Select the lines of the records containing the word "鉴定意见载明" and list them.

* **Dataset items**:
◇ ◇ ◇ ◇ ◇ ◇ ◇
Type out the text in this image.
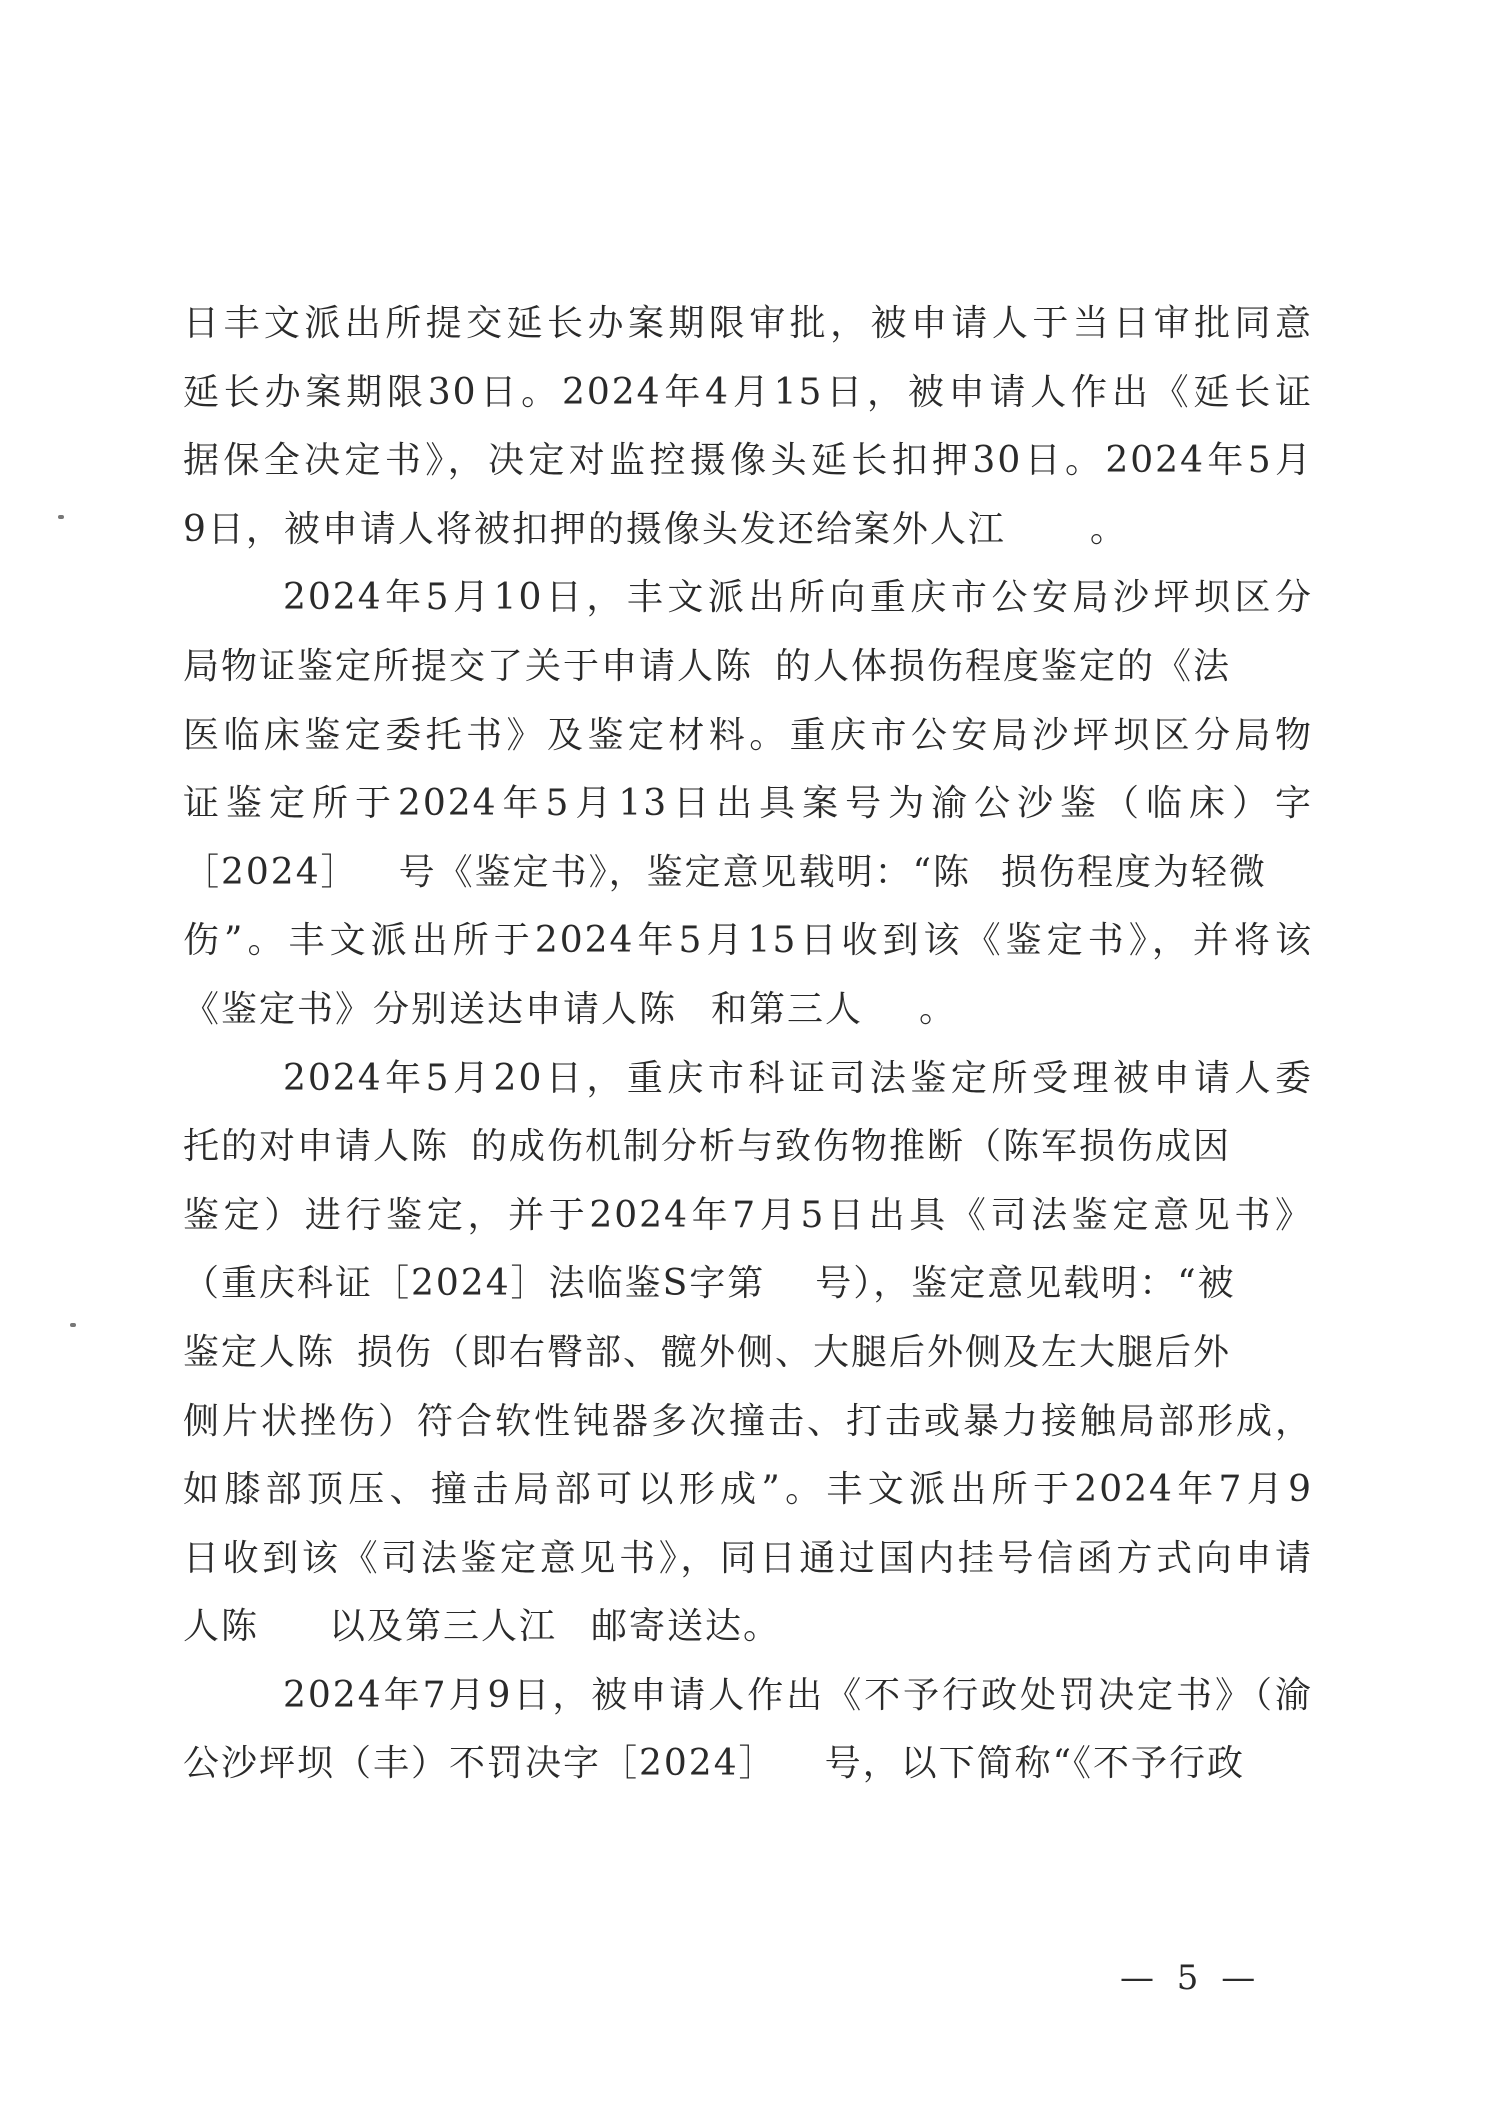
日丰文派出所提交延长办案期限审批，被申请人于当日审批同意
延长办案期限30日。2024年4月15日，被申请人作出《延长证
据保全决定书》，决定对监控摄像头延长扣押30日。2024年5月
9日，被申请人将被扣押的摄像头发还给案外人江 。
2024年5月10日，丰文派出所向重庆市公安局沙坪坝区分
局物证鉴定所提交了关于申请人陈 的人体损伤程度鉴定的《法
医临床鉴定委托书》及鉴定材料。重庆市公安局沙坪坝区分局物
证鉴定所于2024年5月13日出具案号为渝公沙鉴（临床）字
［2024］ 号《鉴定书》，鉴定意见载明：“陈 损伤程度为轻微
伤”。丰文派出所于2024年5月15日收到该《鉴定书》，并将该
《鉴定书》分别送达申请人陈 和第三人 。
2024年5月20日，重庆市科证司法鉴定所受理被申请人委
托的对申请人陈 的成伤机制分析与致伤物推断（陈军损伤成因
鉴定）进行鉴定，并于2024年7月5日出具《司法鉴定意见书》
（重庆科证［2024］法临鉴S字第 号），鉴定意见载明：“被
鉴定人陈 损伤（即右臀部、髋外侧、大腿后外侧及左大腿后外
侧片状挫伤）符合软性钝器多次撞击、打击或暴力接触局部形成，
如膝部顶压、撞击局部可以形成”。丰文派出所于2024年7月9
日收到该《司法鉴定意见书》，同日通过国内挂号信函方式向申请
人陈 以及第三人江 邮寄送达。
2024年7月9日，被申请人作出《不予行政处罚决定书》（渝
公沙坪坝（丰）不罚决字［2024］ 号，以下简称“《不予行政
— 5 —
◇ ◇ ◇ ◇ ◇ ◇ ◇
* **FINAL RESULT**:
［2024］ 号《鉴定书》，鉴定意见载明：“陈 损伤程度为轻微
（重庆科证［2024］法临鉴S字第 号），鉴定意见载明：“被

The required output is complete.